Start of Rows

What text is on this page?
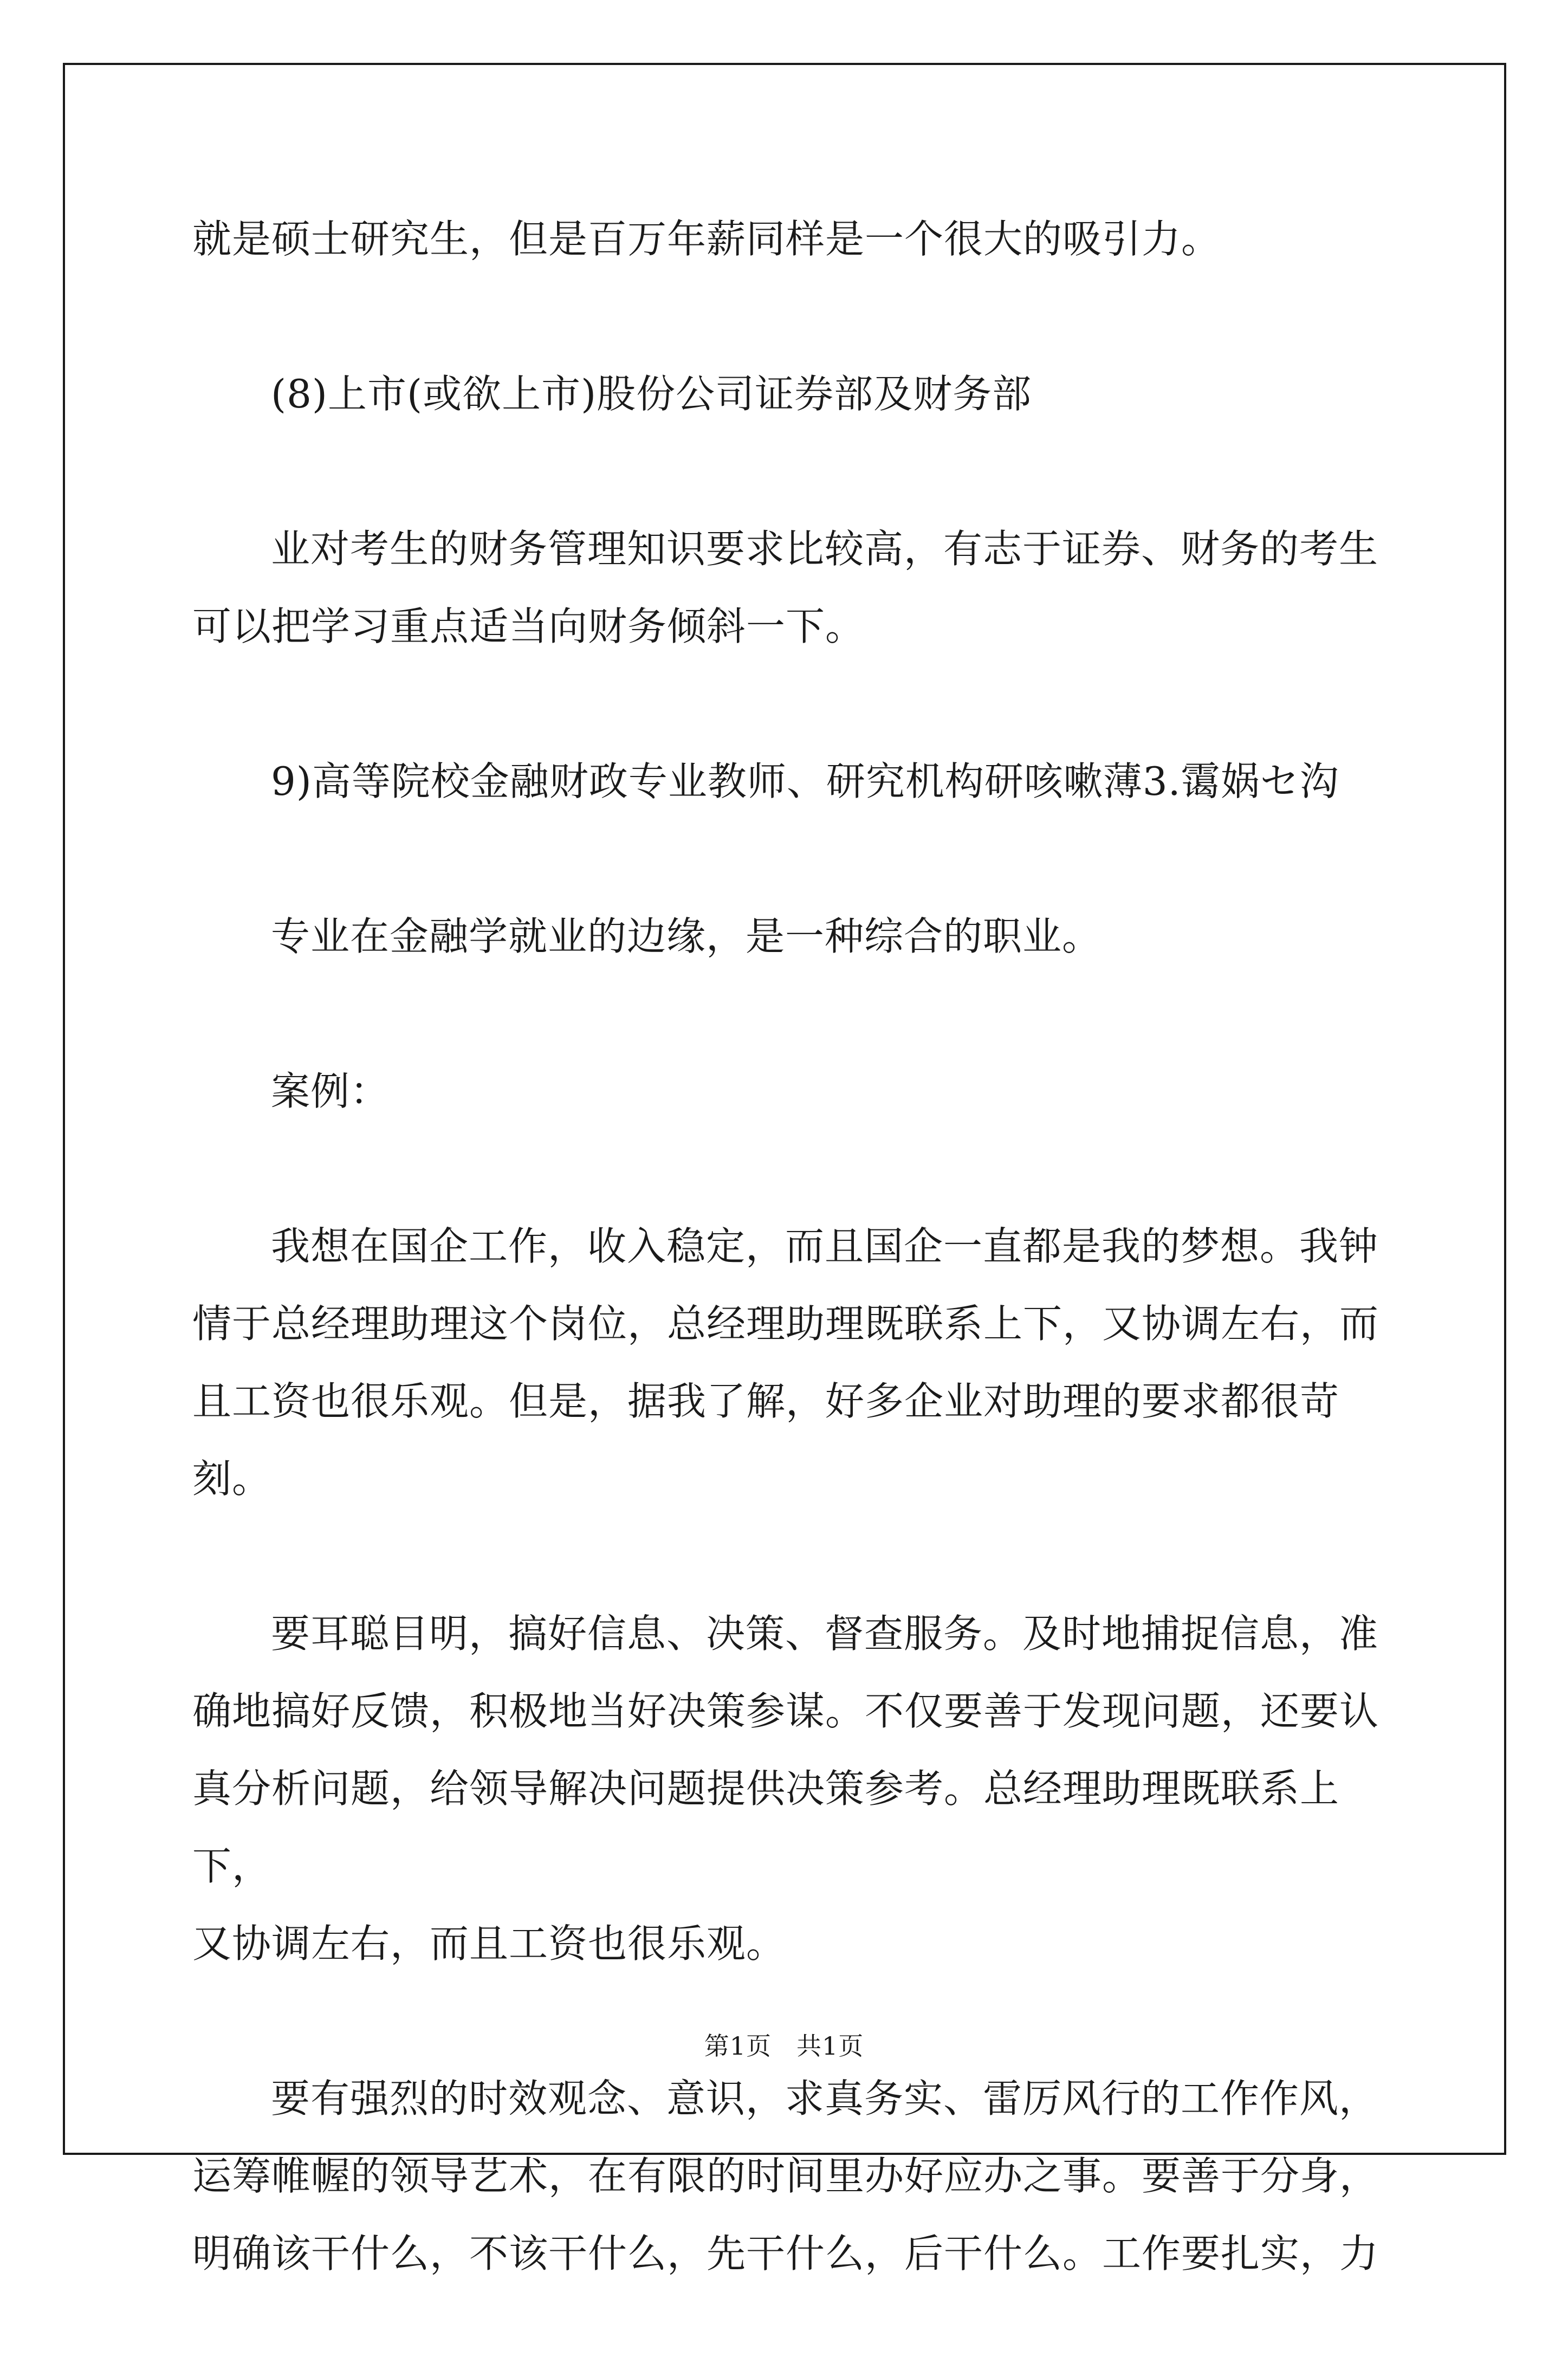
就是硕士研究生，但是百万年薪同样是一个很大的吸引力。
(8)上市(或欲上市)股份公司证券部及财务部
业对考生的财务管理知识要求比较高，有志于证券、财务的考生
可以把学习重点适当向财务倾斜一下。
9)高等院校金融财政专业教师、研究机构研咳嗽薄3.霭娲セ沟
专业在金融学就业的边缘，是一种综合的职业。
案例：
我想在国企工作，收入稳定，而且国企一直都是我的梦想。我钟
情于总经理助理这个岗位，总经理助理既联系上下，又协调左右，而
且工资也很乐观。但是，据我了解，好多企业对助理的要求都很苛刻。
要耳聪目明，搞好信息、决策、督查服务。及时地捕捉信息，准
确地搞好反馈，积极地当好决策参谋。不仅要善于发现问题，还要认
真分析问题，给领导解决问题提供决策参考。总经理助理既联系上下，
又协调左右，而且工资也很乐观。
要有强烈的时效观念、意识，求真务实、雷厉风行的工作作风，
运筹帷幄的领导艺术，在有限的时间里办好应办之事。要善于分身，
明确该干什么，不该干什么，先干什么，后干什么。工作要扎实，力
第1页 共1页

End of Rows

# Written exercise:
Working from the lines above, reproduce the material exactly and exclude its pictures.

# Task output:
What text is on this page?
就是硕士研究生，但是百万年薪同样是一个很大的吸引力。
(8)上市(或欲上市)股份公司证券部及财务部
业对考生的财务管理知识要求比较高，有志于证券、财务的考生
可以把学习重点适当向财务倾斜一下。
9)高等院校金融财政专业教师、研究机构研咳嗽薄3.霭娲セ沟
专业在金融学就业的边缘，是一种综合的职业。
案例：
我想在国企工作，收入稳定，而且国企一直都是我的梦想。我钟
情于总经理助理这个岗位，总经理助理既联系上下，又协调左右，而
且工资也很乐观。但是，据我了解，好多企业对助理的要求都很苛刻。
要耳聪目明，搞好信息、决策、督查服务。及时地捕捉信息，准
确地搞好反馈，积极地当好决策参谋。不仅要善于发现问题，还要认
真分析问题，给领导解决问题提供决策参考。总经理助理既联系上下，
又协调左右，而且工资也很乐观。
要有强烈的时效观念、意识，求真务实、雷厉风行的工作作风，
运筹帷幄的领导艺术，在有限的时间里办好应办之事。要善于分身，
明确该干什么，不该干什么，先干什么，后干什么。工作要扎实，力
第1页 共1页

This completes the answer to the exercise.